Мы разумеем здесь, конечно, лучшие произведения Тютчева, те, которыми характеризуется его стихотворчество, а не те, которые, уже в позднейшее время, он иногда заставлял писать себя на известные случаи вследствие обращенных к нему требований и ожиданий. Замечательно, что в стихотворениях его самой ранней молодости нет почти вовсе той свободы творчества, которой мы так любуемся в его поэзии. Это особенно видно в тех пьесах, которые, хотя и были напечатаны в двадцатых годах, однако же не включены в полное собрание его стихотворений. В них встречаются условные приемы, обороты и выражения тогдашней псевдоклассической школы, например:
И мне ль, друзья, сей гимн веселый
Мне ль петь на лире онемелой? и т. д. —
одним словом – что-то тяжелое, принужденное, совершенно чуждое позднейшим свойствам его поэзии. Вероятно, Тютчев еще находился тогда под некоторым влиянием или подражал приемам своих недавних учителей, Раича и Мерзлякова. Но через несколько лет по переезде за границу он как будто стряхнул с себя путы русской эстетики того времени и сбросил навязанное ему звание «певца». Он перестает сочинять и печатать, отказывается от притязаний на авторство, но тут-то и является, внезапно, поэтом: его творчество обрело свободу, он стал самим собою. Стихи Тютчева не выдаются особенно бойкостью, наружной красивостью, силой и звучностью; но взамен этих качеств они отличаются совершенно своеобразной фактурой; их мелодичность не похожа на музыкальный строй, если не одинаковый, то довольно общий у прочих наших поэтов. Что особенно пленяет в поэзии Тютчева, это ее необыкновенная грация, не только внешняя, но еще более внутренняя. Все жесткое, резкое и яркое чуждо его стихам; на всем художественная мера; все извне и изнутри, так сказать, обвеяно изяществом. Самое вещество слова как бы теряет свою вещественность, которой именно так любят играть и щеголять некоторые поэты, которая составляет своего рода специальную красоту в стихах, например, Языкова. Вещество слова у Тютчева как-то одухотворяется, становится прозрачным. Мыслью и чувством трепещет вся его поэзия. Его музыкальность не в одном внешнем гармоническом сочетании звуков и рифм, но еще более в гармоническом соответствии формы и содержания.

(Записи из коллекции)
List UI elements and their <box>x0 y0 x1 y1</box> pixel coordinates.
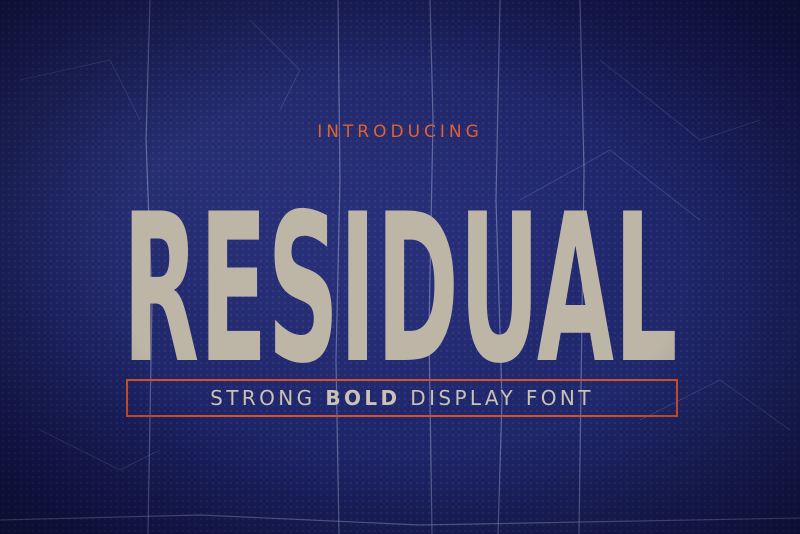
tagline-prefix: STRONG <box>210 386 326 410</box>
title-wordmark: RESIDUAL <box>123 171 678 409</box>
intro-label: INTRODUCING <box>317 122 483 142</box>
tagline-frame: STRONG BOLD DISPLAY FONT <box>126 379 678 417</box>
tagline: STRONG BOLD DISPLAY FONT <box>210 386 594 410</box>
title-text: RESIDUAL <box>123 171 678 409</box>
poster: INTRODUCING RESIDUAL STRONG BOLD DISPLAY… <box>0 0 800 534</box>
tagline-suffix: DISPLAY FONT <box>400 386 594 410</box>
tagline-bold-word: BOLD <box>325 386 401 410</box>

Письменное задание 1 »
Переведите на английский язык предложение из отрывка о поэзии Тютчева: «Мыслью и чувством трепещет вся его поэзия».
Письменное задание 2 »
Продолжите отрывок о поэзии Тютчева после его последнего предложения.

Итоговый результат 1 »
All of his poetry trembles with thought and feeling.

Итоговый результат 2 »
Почти все стихотворения Тютчева равно грациозны и музыкальны, но приведем теперь для примера хоть некоторые из них, где это свойство его поэзии, при относительной незначительности содержания, выступает, так сказать, на первый план.
Вот, например, одно из самых молодых стихотворений, уже упомянутое нами, написанное, может быть, лет 45 тому назад и внушенное ему 16-летней красавицей за границей:
Я помню время золотое,
Я помню сердцу милый край,
День вечерел, мы были двое;
Внизу, в тени, шумел Дунай.
И на холму, там, где белея
Руина замка вдаль глядит,
Стояла ты, младая фея,
На мшистый опершись гранит,
Ногой младенческой касаясь
Обломков груды вековой…
И солнце медлило, прощаясь
С холмом, и с замком, и с тобой.
Ты беззаботно вдаль глядела.
Край неба дымно гас в лучах.
День догорал; звучнее пела
Река в померкших берегах.
И ты с веселостью беспечной
Счастливый провожала день,
И сладко жизни быстротечной
Над нами пролетала тень.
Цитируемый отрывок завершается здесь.